▶ **What is required**
Skip every image and restate the data word for word.

▶ **Data entries**

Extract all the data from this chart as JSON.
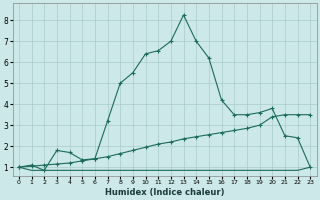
{
  "xlabel": "Humidex (Indice chaleur)",
  "bg_color": "#cce8e8",
  "grid_color": "#aacccc",
  "line_color": "#1a6b5a",
  "xlim": [
    -0.5,
    23.5
  ],
  "ylim": [
    0.6,
    8.8
  ],
  "yticks": [
    1,
    2,
    3,
    4,
    5,
    6,
    7,
    8
  ],
  "xticks": [
    0,
    1,
    2,
    3,
    4,
    5,
    6,
    7,
    8,
    9,
    10,
    11,
    12,
    13,
    14,
    15,
    16,
    17,
    18,
    19,
    20,
    21,
    22,
    23
  ],
  "line1_x": [
    0,
    1,
    2,
    3,
    4,
    5,
    6,
    7,
    8,
    9,
    10,
    11,
    12,
    13,
    14,
    15,
    16,
    17,
    18,
    19,
    20,
    21,
    22,
    23
  ],
  "line1_y": [
    1.0,
    1.1,
    0.85,
    1.8,
    1.7,
    1.35,
    1.4,
    3.2,
    5.0,
    5.5,
    6.4,
    6.55,
    7.0,
    8.25,
    7.0,
    6.2,
    4.2,
    3.5,
    3.5,
    3.6,
    3.8,
    2.5,
    2.4,
    1.0
  ],
  "line2_x": [
    0,
    1,
    2,
    3,
    4,
    5,
    6,
    7,
    8,
    9,
    10,
    11,
    12,
    13,
    14,
    15,
    16,
    17,
    18,
    19,
    20,
    21,
    22,
    23
  ],
  "line2_y": [
    1.0,
    0.85,
    0.85,
    0.85,
    0.85,
    0.85,
    0.85,
    0.85,
    0.85,
    0.85,
    0.85,
    0.85,
    0.85,
    0.85,
    0.85,
    0.85,
    0.85,
    0.85,
    0.85,
    0.85,
    0.85,
    0.85,
    0.85,
    1.0
  ],
  "line3_x": [
    0,
    1,
    2,
    3,
    4,
    5,
    6,
    7,
    8,
    9,
    10,
    11,
    12,
    13,
    14,
    15,
    16,
    17,
    18,
    19,
    20,
    21,
    22,
    23
  ],
  "line3_y": [
    1.0,
    1.05,
    1.1,
    1.15,
    1.2,
    1.3,
    1.4,
    1.5,
    1.65,
    1.8,
    1.95,
    2.1,
    2.2,
    2.35,
    2.45,
    2.55,
    2.65,
    2.75,
    2.85,
    3.0,
    3.4,
    3.5,
    3.5,
    3.5
  ]
}
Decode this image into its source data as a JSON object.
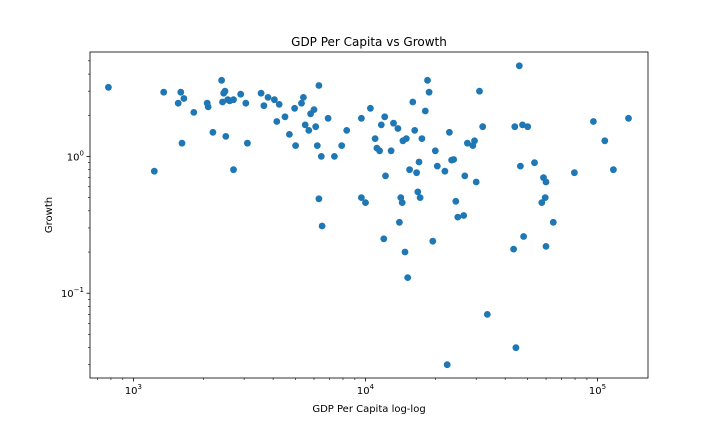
{
  "chart_data": {
    "type": "scatter",
    "title": "GDP Per Capita vs Growth",
    "xlabel": "GDP Per Capita log-log",
    "ylabel": "Growth",
    "xscale": "log",
    "yscale": "log",
    "xlim": [
      650,
      165000
    ],
    "ylim": [
      0.024,
      5.8
    ],
    "grid": false,
    "marker_color": "#1f77b4",
    "x_ticks": [
      {
        "base": "10",
        "exp": "3",
        "value": 1000
      },
      {
        "base": "10",
        "exp": "4",
        "value": 10000
      },
      {
        "base": "10",
        "exp": "5",
        "value": 100000
      }
    ],
    "y_ticks": [
      {
        "base": "10",
        "exp": "−1",
        "value": 0.1
      },
      {
        "base": "10",
        "exp": "0",
        "value": 1
      }
    ],
    "points": [
      [
        780,
        3.2
      ],
      [
        1230,
        0.78
      ],
      [
        1350,
        2.95
      ],
      [
        1560,
        2.45
      ],
      [
        1600,
        2.95
      ],
      [
        1650,
        2.65
      ],
      [
        1620,
        1.25
      ],
      [
        1820,
        2.1
      ],
      [
        2080,
        2.45
      ],
      [
        2100,
        2.3
      ],
      [
        2200,
        1.5
      ],
      [
        2400,
        3.6
      ],
      [
        2420,
        2.5
      ],
      [
        2450,
        2.9
      ],
      [
        2500,
        1.4
      ],
      [
        2480,
        3.0
      ],
      [
        2550,
        2.6
      ],
      [
        2600,
        2.55
      ],
      [
        2700,
        2.6
      ],
      [
        2700,
        0.8
      ],
      [
        2900,
        2.85
      ],
      [
        3050,
        2.45
      ],
      [
        3100,
        1.25
      ],
      [
        3550,
        2.9
      ],
      [
        3650,
        2.35
      ],
      [
        3800,
        2.7
      ],
      [
        4050,
        2.6
      ],
      [
        4150,
        1.8
      ],
      [
        4250,
        2.4
      ],
      [
        4500,
        1.95
      ],
      [
        4700,
        1.45
      ],
      [
        4950,
        2.25
      ],
      [
        5000,
        1.2
      ],
      [
        5300,
        2.45
      ],
      [
        5400,
        2.7
      ],
      [
        5500,
        1.7
      ],
      [
        5700,
        1.55
      ],
      [
        5800,
        2.05
      ],
      [
        6000,
        2.2
      ],
      [
        6100,
        1.65
      ],
      [
        6200,
        1.2
      ],
      [
        6300,
        3.3
      ],
      [
        6450,
        1.0
      ],
      [
        6300,
        0.49
      ],
      [
        6500,
        0.31
      ],
      [
        6900,
        1.9
      ],
      [
        7350,
        1.0
      ],
      [
        7900,
        1.2
      ],
      [
        8300,
        1.55
      ],
      [
        9600,
        1.9
      ],
      [
        9600,
        0.5
      ],
      [
        10000,
        0.46
      ],
      [
        10500,
        2.25
      ],
      [
        11000,
        1.35
      ],
      [
        11200,
        1.15
      ],
      [
        11700,
        1.7
      ],
      [
        11500,
        1.1
      ],
      [
        12100,
        1.95
      ],
      [
        12200,
        0.72
      ],
      [
        12000,
        0.25
      ],
      [
        12900,
        1.1
      ],
      [
        13200,
        1.75
      ],
      [
        13800,
        1.6
      ],
      [
        14200,
        0.5
      ],
      [
        14000,
        0.33
      ],
      [
        14500,
        1.3
      ],
      [
        14400,
        0.46
      ],
      [
        15000,
        1.35
      ],
      [
        14800,
        0.2
      ],
      [
        15200,
        0.13
      ],
      [
        15500,
        0.8
      ],
      [
        16000,
        2.5
      ],
      [
        16300,
        1.55
      ],
      [
        16600,
        0.76
      ],
      [
        16800,
        0.55
      ],
      [
        17000,
        0.91
      ],
      [
        17200,
        0.5
      ],
      [
        17500,
        1.35
      ],
      [
        18100,
        2.15
      ],
      [
        18500,
        3.6
      ],
      [
        18800,
        2.95
      ],
      [
        19500,
        0.24
      ],
      [
        20000,
        1.1
      ],
      [
        20400,
        0.85
      ],
      [
        22000,
        0.78
      ],
      [
        22500,
        0.03
      ],
      [
        23000,
        1.5
      ],
      [
        23500,
        0.94
      ],
      [
        24000,
        0.95
      ],
      [
        24500,
        0.47
      ],
      [
        25000,
        0.36
      ],
      [
        26500,
        0.37
      ],
      [
        26800,
        0.72
      ],
      [
        27500,
        1.25
      ],
      [
        29000,
        1.2
      ],
      [
        29500,
        1.3
      ],
      [
        30000,
        0.65
      ],
      [
        31000,
        3.0
      ],
      [
        32000,
        1.65
      ],
      [
        33500,
        0.07
      ],
      [
        43500,
        0.21
      ],
      [
        44500,
        0.04
      ],
      [
        44000,
        1.65
      ],
      [
        46000,
        4.6
      ],
      [
        46500,
        0.85
      ],
      [
        47500,
        1.7
      ],
      [
        48000,
        0.26
      ],
      [
        50000,
        1.65
      ],
      [
        53500,
        0.9
      ],
      [
        57500,
        0.46
      ],
      [
        58500,
        0.7
      ],
      [
        59500,
        0.5
      ],
      [
        60000,
        0.65
      ],
      [
        60000,
        0.22
      ],
      [
        64500,
        0.33
      ],
      [
        79500,
        0.76
      ],
      [
        96000,
        1.8
      ],
      [
        107500,
        1.3
      ],
      [
        117000,
        0.8
      ],
      [
        136000,
        1.9
      ]
    ]
  }
}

▶ **Response to the exercise**
Extract all the data from this chart as JSON.
{
  "xlabel": "Humidex (Indice chaleur)",
  "bg_color": "#cce8e8",
  "grid_color": "#aacccc",
  "line_color": "#1a6b5a",
  "xlim": [
    -0.5,
    23.5
  ],
  "ylim": [
    0.6,
    8.8
  ],
  "yticks": [
    1,
    2,
    3,
    4,
    5,
    6,
    7,
    8
  ],
  "xticks": [
    0,
    1,
    2,
    3,
    4,
    5,
    6,
    7,
    8,
    9,
    10,
    11,
    12,
    13,
    14,
    15,
    16,
    17,
    18,
    19,
    20,
    21,
    22,
    23
  ],
  "line1_x": [
    0,
    1,
    2,
    3,
    4,
    5,
    6,
    7,
    8,
    9,
    10,
    11,
    12,
    13,
    14,
    15,
    16,
    17,
    18,
    19,
    20,
    21,
    22,
    23
  ],
  "line1_y": [
    1.0,
    1.1,
    0.85,
    1.8,
    1.7,
    1.35,
    1.4,
    3.2,
    5.0,
    5.5,
    6.4,
    6.55,
    7.0,
    8.25,
    7.0,
    6.2,
    4.2,
    3.5,
    3.5,
    3.6,
    3.8,
    2.5,
    2.4,
    1.0
  ],
  "line2_x": [
    0,
    1,
    2,
    3,
    4,
    5,
    6,
    7,
    8,
    9,
    10,
    11,
    12,
    13,
    14,
    15,
    16,
    17,
    18,
    19,
    20,
    21,
    22,
    23
  ],
  "line2_y": [
    1.0,
    0.85,
    0.85,
    0.85,
    0.85,
    0.85,
    0.85,
    0.85,
    0.85,
    0.85,
    0.85,
    0.85,
    0.85,
    0.85,
    0.85,
    0.85,
    0.85,
    0.85,
    0.85,
    0.85,
    0.85,
    0.85,
    0.85,
    1.0
  ],
  "line3_x": [
    0,
    1,
    2,
    3,
    4,
    5,
    6,
    7,
    8,
    9,
    10,
    11,
    12,
    13,
    14,
    15,
    16,
    17,
    18,
    19,
    20,
    21,
    22,
    23
  ],
  "line3_y": [
    1.0,
    1.05,
    1.1,
    1.15,
    1.2,
    1.3,
    1.4,
    1.5,
    1.65,
    1.8,
    1.95,
    2.1,
    2.2,
    2.35,
    2.45,
    2.55,
    2.65,
    2.75,
    2.85,
    3.0,
    3.4,
    3.5,
    3.5,
    3.5
  ]
}
Decode this image into its source data as a JSON object.
{
  "chart_data": {
    "type": "scatter",
    "title": "GDP Per Capita vs Growth",
    "xlabel": "GDP Per Capita log-log",
    "ylabel": "Growth",
    "xscale": "log",
    "yscale": "log",
    "xlim": [
      650,
      165000
    ],
    "ylim": [
      0.024,
      5.8
    ],
    "grid": false,
    "marker_color": "#1f77b4",
    "x_ticks": [
      {
        "base": "10",
        "exp": "3",
        "value": 1000
      },
      {
        "base": "10",
        "exp": "4",
        "value": 10000
      },
      {
        "base": "10",
        "exp": "5",
        "value": 100000
      }
    ],
    "y_ticks": [
      {
        "base": "10",
        "exp": "−1",
        "value": 0.1
      },
      {
        "base": "10",
        "exp": "0",
        "value": 1
      }
    ],
    "points": [
      [
        780,
        3.2
      ],
      [
        1230,
        0.78
      ],
      [
        1350,
        2.95
      ],
      [
        1560,
        2.45
      ],
      [
        1600,
        2.95
      ],
      [
        1650,
        2.65
      ],
      [
        1620,
        1.25
      ],
      [
        1820,
        2.1
      ],
      [
        2080,
        2.45
      ],
      [
        2100,
        2.3
      ],
      [
        2200,
        1.5
      ],
      [
        2400,
        3.6
      ],
      [
        2420,
        2.5
      ],
      [
        2450,
        2.9
      ],
      [
        2500,
        1.4
      ],
      [
        2480,
        3.0
      ],
      [
        2550,
        2.6
      ],
      [
        2600,
        2.55
      ],
      [
        2700,
        2.6
      ],
      [
        2700,
        0.8
      ],
      [
        2900,
        2.85
      ],
      [
        3050,
        2.45
      ],
      [
        3100,
        1.25
      ],
      [
        3550,
        2.9
      ],
      [
        3650,
        2.35
      ],
      [
        3800,
        2.7
      ],
      [
        4050,
        2.6
      ],
      [
        4150,
        1.8
      ],
      [
        4250,
        2.4
      ],
      [
        4500,
        1.95
      ],
      [
        4700,
        1.45
      ],
      [
        4950,
        2.25
      ],
      [
        5000,
        1.2
      ],
      [
        5300,
        2.45
      ],
      [
        5400,
        2.7
      ],
      [
        5500,
        1.7
      ],
      [
        5700,
        1.55
      ],
      [
        5800,
        2.05
      ],
      [
        6000,
        2.2
      ],
      [
        6100,
        1.65
      ],
      [
        6200,
        1.2
      ],
      [
        6300,
        3.3
      ],
      [
        6450,
        1.0
      ],
      [
        6300,
        0.49
      ],
      [
        6500,
        0.31
      ],
      [
        6900,
        1.9
      ],
      [
        7350,
        1.0
      ],
      [
        7900,
        1.2
      ],
      [
        8300,
        1.55
      ],
      [
        9600,
        1.9
      ],
      [
        9600,
        0.5
      ],
      [
        10000,
        0.46
      ],
      [
        10500,
        2.25
      ],
      [
        11000,
        1.35
      ],
      [
        11200,
        1.15
      ],
      [
        11700,
        1.7
      ],
      [
        11500,
        1.1
      ],
      [
        12100,
        1.95
      ],
      [
        12200,
        0.72
      ],
      [
        12000,
        0.25
      ],
      [
        12900,
        1.1
      ],
      [
        13200,
        1.75
      ],
      [
        13800,
        1.6
      ],
      [
        14200,
        0.5
      ],
      [
        14000,
        0.33
      ],
      [
        14500,
        1.3
      ],
      [
        14400,
        0.46
      ],
      [
        15000,
        1.35
      ],
      [
        14800,
        0.2
      ],
      [
        15200,
        0.13
      ],
      [
        15500,
        0.8
      ],
      [
        16000,
        2.5
      ],
      [
        16300,
        1.55
      ],
      [
        16600,
        0.76
      ],
      [
        16800,
        0.55
      ],
      [
        17000,
        0.91
      ],
      [
        17200,
        0.5
      ],
      [
        17500,
        1.35
      ],
      [
        18100,
        2.15
      ],
      [
        18500,
        3.6
      ],
      [
        18800,
        2.95
      ],
      [
        19500,
        0.24
      ],
      [
        20000,
        1.1
      ],
      [
        20400,
        0.85
      ],
      [
        22000,
        0.78
      ],
      [
        22500,
        0.03
      ],
      [
        23000,
        1.5
      ],
      [
        23500,
        0.94
      ],
      [
        24000,
        0.95
      ],
      [
        24500,
        0.47
      ],
      [
        25000,
        0.36
      ],
      [
        26500,
        0.37
      ],
      [
        26800,
        0.72
      ],
      [
        27500,
        1.25
      ],
      [
        29000,
        1.2
      ],
      [
        29500,
        1.3
      ],
      [
        30000,
        0.65
      ],
      [
        31000,
        3.0
      ],
      [
        32000,
        1.65
      ],
      [
        33500,
        0.07
      ],
      [
        43500,
        0.21
      ],
      [
        44500,
        0.04
      ],
      [
        44000,
        1.65
      ],
      [
        46000,
        4.6
      ],
      [
        46500,
        0.85
      ],
      [
        47500,
        1.7
      ],
      [
        48000,
        0.26
      ],
      [
        50000,
        1.65
      ],
      [
        53500,
        0.9
      ],
      [
        57500,
        0.46
      ],
      [
        58500,
        0.7
      ],
      [
        59500,
        0.5
      ],
      [
        60000,
        0.65
      ],
      [
        60000,
        0.22
      ],
      [
        64500,
        0.33
      ],
      [
        79500,
        0.76
      ],
      [
        96000,
        1.8
      ],
      [
        107500,
        1.3
      ],
      [
        117000,
        0.8
      ],
      [
        136000,
        1.9
      ]
    ]
  }
}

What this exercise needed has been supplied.